### TEXT EXCERPT

Katherine’s estranged husband and Marguerite’s father Michael (Robert Shaw) comes to the island to 1) ask Katherine for a divorce so he can marry Anne (Sally Kellerman), and 2) do what he can to help Marguerite, who he feels is disturbed because of the way her mother and grandmother have raised her. The major complication is from Katherine: she’ll happily give Michael his divorce, but only if he promises never to see Marguerite again.

A local boy named Hector (Gordon De Vol) is involved, and a local detective (Mitchell Ryan) drops in quite a bit as well — with this weird setup, we can guess why.

 

A Reflection of Fear aspires to a superior psycho-thriller vibe. Cameraman-turned-director was a master at visually conveying mysterious moods and macabre subject matter: Incubus, Games, The Fox, Rosemary’s Baby. This disc’s extras tell us that this show was re-edited by its producers, to what extent we don’t know. There are some awkward elements, such as a terrible voiceover in the final scene, that ‘feel’ like tampering. But without more information it would be unwise to assume it was imposed during a revision.

Murders occur but none of them play out in a linear fashion: we either see them as isolated image-impressions, or they occur off-screen. At one point the narrative simply jumps ahead, from a calm scene on the deck of a boat, to a body being carried off a beach. In one sense the show is too familiar — with its games with gender identity and a mystery killers in black, it resembles an Italian Giallo thriller. In a narrative sense everything is a secret until the final revelation . . . but our knowledge of Psycho and Homicidal has us guessing the killer’s identity early on. Was William Fraker’s version less predictable?  Did it not hide the identity of the killer at all?  This is unfortunately one of those mysteries where you find yourself thinking, ‘the killer can’t be who I’m thinking, because that’s too obvious — and too uninteresting.’  We spin our wheels making wild guesses: is it the jealous fianceé?  The harmless-sounding boy?  How about the detective himself, who seems so disengaged from his job?

 

The attractive cast must have attracted some attention in 1972. Married actors Robert Shaw (The Taking of Pelham One Two Three) and Mary Ure (Sons and Lovers, Look Back in Anger) are excellent as the concerned father and the bitter mother; Shaw is particularly good at making his Michael seem reasonable and inoffensive, not the rough bruiser we might expect. Michael never loses his patience with his ex-wife, and is equally even-tempered when his girlfriend Anne throws a fit. He does seem a bit dense when he insists that Marguerite’s father fixation is okay because she’s been raised in such an extreme way — it’s obvious that she’s sexually obsessed with him. In an abbreviated role Signe Hasso sends odd signals, making the repressive household seem almost natural. I’ve seen less of Hasso’s work, although she’s excellent as a devious enemy agent in The House on 92nd Street. Interestingly, at one point in that spy film, Hasso’s character successfully disguises herself as a man.

### MATERIAL PROVIDED

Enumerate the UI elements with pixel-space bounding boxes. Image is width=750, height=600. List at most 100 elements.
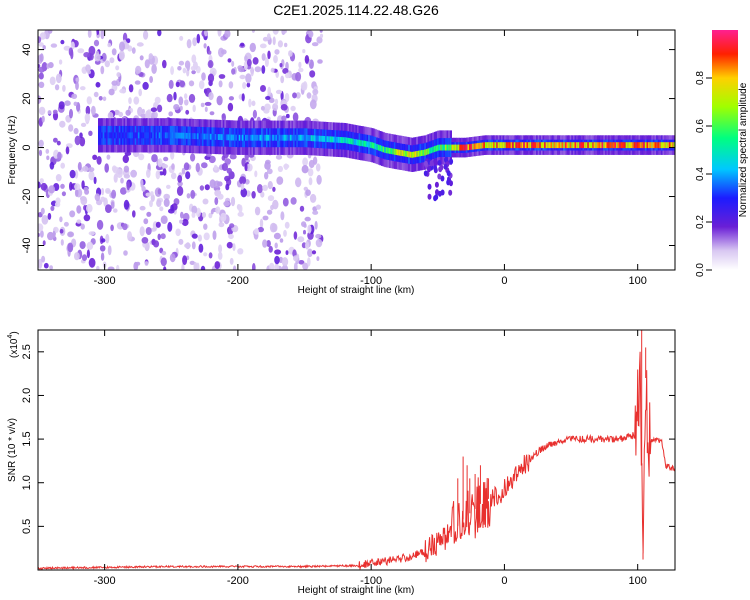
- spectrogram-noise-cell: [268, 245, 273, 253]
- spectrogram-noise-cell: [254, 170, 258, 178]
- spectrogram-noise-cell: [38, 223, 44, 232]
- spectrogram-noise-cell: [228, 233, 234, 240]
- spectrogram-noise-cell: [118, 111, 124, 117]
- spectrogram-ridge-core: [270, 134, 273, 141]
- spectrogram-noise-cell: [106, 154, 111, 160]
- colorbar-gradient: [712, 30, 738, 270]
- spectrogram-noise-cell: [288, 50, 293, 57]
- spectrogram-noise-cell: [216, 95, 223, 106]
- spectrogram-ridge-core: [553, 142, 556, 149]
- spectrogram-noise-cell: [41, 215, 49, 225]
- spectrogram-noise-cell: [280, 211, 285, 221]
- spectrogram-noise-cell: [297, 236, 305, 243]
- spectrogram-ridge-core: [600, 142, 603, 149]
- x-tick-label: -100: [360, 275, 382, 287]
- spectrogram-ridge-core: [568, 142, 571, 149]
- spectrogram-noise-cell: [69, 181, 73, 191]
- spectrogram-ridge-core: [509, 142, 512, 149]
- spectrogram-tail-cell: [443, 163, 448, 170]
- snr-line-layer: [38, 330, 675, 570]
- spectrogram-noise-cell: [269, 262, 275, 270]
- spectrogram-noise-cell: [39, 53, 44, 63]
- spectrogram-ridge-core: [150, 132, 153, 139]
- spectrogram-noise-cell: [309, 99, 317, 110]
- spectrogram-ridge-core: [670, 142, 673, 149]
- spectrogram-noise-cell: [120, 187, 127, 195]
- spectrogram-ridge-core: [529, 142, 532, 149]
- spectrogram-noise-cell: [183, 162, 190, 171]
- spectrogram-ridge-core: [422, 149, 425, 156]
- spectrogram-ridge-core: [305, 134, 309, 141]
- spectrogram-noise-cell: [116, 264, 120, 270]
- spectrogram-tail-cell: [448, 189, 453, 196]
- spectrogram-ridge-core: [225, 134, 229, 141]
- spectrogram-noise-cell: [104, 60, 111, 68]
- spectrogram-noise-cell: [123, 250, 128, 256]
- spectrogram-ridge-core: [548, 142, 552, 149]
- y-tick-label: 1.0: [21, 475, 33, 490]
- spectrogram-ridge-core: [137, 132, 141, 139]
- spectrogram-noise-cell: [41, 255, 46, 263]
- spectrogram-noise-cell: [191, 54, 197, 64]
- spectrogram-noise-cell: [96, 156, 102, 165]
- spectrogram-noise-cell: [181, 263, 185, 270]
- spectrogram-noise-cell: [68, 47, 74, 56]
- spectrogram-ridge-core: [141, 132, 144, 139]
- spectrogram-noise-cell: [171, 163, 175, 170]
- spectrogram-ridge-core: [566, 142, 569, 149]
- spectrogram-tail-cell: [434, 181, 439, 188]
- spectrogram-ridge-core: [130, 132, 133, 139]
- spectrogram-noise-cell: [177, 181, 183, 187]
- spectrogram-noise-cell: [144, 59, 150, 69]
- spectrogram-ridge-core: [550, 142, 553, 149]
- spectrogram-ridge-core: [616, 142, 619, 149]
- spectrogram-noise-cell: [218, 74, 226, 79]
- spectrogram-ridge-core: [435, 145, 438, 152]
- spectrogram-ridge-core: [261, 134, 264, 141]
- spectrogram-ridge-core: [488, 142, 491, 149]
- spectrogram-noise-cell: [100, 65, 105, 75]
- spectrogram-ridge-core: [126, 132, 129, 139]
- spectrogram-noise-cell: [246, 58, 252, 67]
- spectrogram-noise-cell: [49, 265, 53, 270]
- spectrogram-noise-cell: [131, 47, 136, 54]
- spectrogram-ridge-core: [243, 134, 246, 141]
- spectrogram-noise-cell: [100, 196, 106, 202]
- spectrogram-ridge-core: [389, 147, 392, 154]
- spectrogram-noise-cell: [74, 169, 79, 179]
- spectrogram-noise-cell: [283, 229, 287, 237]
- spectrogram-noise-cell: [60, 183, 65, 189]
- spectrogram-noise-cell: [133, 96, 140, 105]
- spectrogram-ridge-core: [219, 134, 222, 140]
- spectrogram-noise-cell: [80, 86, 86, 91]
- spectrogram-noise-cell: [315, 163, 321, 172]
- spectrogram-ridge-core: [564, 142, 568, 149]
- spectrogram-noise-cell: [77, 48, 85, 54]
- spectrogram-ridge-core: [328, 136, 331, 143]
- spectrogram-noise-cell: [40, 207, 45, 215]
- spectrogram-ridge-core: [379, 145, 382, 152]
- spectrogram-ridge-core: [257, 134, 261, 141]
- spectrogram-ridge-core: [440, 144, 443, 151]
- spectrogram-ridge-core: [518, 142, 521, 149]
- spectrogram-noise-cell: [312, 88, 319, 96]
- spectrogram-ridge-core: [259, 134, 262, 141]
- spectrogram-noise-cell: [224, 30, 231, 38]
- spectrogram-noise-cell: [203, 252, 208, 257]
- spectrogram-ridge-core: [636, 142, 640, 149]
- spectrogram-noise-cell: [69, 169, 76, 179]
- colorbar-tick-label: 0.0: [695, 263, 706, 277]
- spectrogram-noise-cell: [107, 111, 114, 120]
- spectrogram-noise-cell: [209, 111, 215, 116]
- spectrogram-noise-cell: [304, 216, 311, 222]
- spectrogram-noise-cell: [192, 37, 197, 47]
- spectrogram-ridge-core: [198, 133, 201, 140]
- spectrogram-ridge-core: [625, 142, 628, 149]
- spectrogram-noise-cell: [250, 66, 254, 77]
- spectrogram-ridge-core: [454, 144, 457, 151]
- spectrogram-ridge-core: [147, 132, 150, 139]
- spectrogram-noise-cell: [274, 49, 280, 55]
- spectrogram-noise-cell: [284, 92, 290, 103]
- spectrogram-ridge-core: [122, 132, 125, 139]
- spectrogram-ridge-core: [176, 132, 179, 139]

### THE TASK
From the plot summary at the start of the review of A Reflection of Fear, list every character whose actor's name is given in parentheses, together with that actor.

### CORRECT RESULT
- Michael: Robert Shaw
- Anne: Sally Kellerman
- Hector: Gordon De Vol
- the local detective: Mitchell Ryan